EXERCISE BRIEF: Copy the material below verbatim, beginning with its first line and ending after the line containing "legend — [285, 217, 323, 319]".

MATERIAL FOR THIS TASK:
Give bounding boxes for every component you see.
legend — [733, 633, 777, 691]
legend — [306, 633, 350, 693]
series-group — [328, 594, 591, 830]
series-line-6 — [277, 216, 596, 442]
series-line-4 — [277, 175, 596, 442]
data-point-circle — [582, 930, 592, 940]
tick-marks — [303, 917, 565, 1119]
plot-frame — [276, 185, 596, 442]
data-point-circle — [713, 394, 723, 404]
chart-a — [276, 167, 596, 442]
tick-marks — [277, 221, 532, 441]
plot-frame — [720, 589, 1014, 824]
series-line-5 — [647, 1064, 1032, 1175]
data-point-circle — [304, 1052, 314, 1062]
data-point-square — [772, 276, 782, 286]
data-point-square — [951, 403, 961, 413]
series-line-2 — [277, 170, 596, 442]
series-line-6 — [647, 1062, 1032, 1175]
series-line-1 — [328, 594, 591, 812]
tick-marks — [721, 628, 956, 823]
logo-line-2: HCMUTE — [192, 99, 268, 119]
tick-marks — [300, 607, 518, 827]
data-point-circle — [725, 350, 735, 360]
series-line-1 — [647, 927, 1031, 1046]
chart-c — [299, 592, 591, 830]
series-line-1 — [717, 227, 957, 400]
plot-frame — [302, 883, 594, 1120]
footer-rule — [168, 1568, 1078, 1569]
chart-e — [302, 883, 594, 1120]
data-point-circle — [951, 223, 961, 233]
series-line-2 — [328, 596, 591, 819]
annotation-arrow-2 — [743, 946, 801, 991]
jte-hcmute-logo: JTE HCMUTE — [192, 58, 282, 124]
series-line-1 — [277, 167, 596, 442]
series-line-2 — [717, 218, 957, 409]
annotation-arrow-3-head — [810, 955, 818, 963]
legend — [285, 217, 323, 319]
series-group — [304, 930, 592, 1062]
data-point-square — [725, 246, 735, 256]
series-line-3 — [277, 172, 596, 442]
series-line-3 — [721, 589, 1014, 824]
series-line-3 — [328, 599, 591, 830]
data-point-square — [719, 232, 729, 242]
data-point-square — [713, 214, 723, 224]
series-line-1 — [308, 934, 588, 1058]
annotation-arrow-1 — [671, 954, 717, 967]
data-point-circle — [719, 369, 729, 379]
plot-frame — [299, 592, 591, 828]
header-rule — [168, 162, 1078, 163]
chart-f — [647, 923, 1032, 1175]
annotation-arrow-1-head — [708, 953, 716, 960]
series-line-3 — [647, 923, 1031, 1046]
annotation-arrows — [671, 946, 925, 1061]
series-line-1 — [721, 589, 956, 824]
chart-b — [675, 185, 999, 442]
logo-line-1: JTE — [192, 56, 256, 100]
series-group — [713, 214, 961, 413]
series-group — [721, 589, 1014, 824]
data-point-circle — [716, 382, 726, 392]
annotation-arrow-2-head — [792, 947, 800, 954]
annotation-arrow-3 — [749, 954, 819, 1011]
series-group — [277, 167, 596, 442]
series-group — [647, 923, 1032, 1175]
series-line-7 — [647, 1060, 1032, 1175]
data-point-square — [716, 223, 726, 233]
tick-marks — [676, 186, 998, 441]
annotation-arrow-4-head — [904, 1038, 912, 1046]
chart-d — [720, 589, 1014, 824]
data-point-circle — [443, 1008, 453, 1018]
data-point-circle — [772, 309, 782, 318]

EXERCISE ANSWER:
Give bounding boxes for every component you see.
legend — [733, 633, 777, 691]
legend — [306, 633, 350, 693]
series-group — [328, 594, 591, 830]
series-line-6 — [277, 216, 596, 442]
series-line-4 — [277, 175, 596, 442]
data-point-circle — [582, 930, 592, 940]
tick-marks — [303, 917, 565, 1119]
plot-frame — [276, 185, 596, 442]
data-point-circle — [713, 394, 723, 404]
chart-a — [276, 167, 596, 442]
tick-marks — [277, 221, 532, 441]
plot-frame — [720, 589, 1014, 824]
series-line-5 — [647, 1064, 1032, 1175]
data-point-circle — [304, 1052, 314, 1062]
data-point-square — [772, 276, 782, 286]
data-point-square — [951, 403, 961, 413]
series-line-2 — [277, 170, 596, 442]
series-line-6 — [647, 1062, 1032, 1175]
series-line-1 — [328, 594, 591, 812]
tick-marks — [721, 628, 956, 823]
logo-line-2: HCMUTE — [192, 99, 268, 119]
tick-marks — [300, 607, 518, 827]
data-point-circle — [725, 350, 735, 360]
series-line-1 — [647, 927, 1031, 1046]
chart-c — [299, 592, 591, 830]
series-line-1 — [717, 227, 957, 400]
plot-frame — [302, 883, 594, 1120]
footer-rule — [168, 1568, 1078, 1569]
chart-e — [302, 883, 594, 1120]
data-point-circle — [951, 223, 961, 233]
series-line-2 — [328, 596, 591, 819]
annotation-arrow-2 — [743, 946, 801, 991]
jte-hcmute-logo: JTE HCMUTE — [192, 58, 282, 124]
series-line-1 — [277, 167, 596, 442]
series-line-2 — [717, 218, 957, 409]
annotation-arrow-3-head — [810, 955, 818, 963]
legend — [285, 217, 323, 319]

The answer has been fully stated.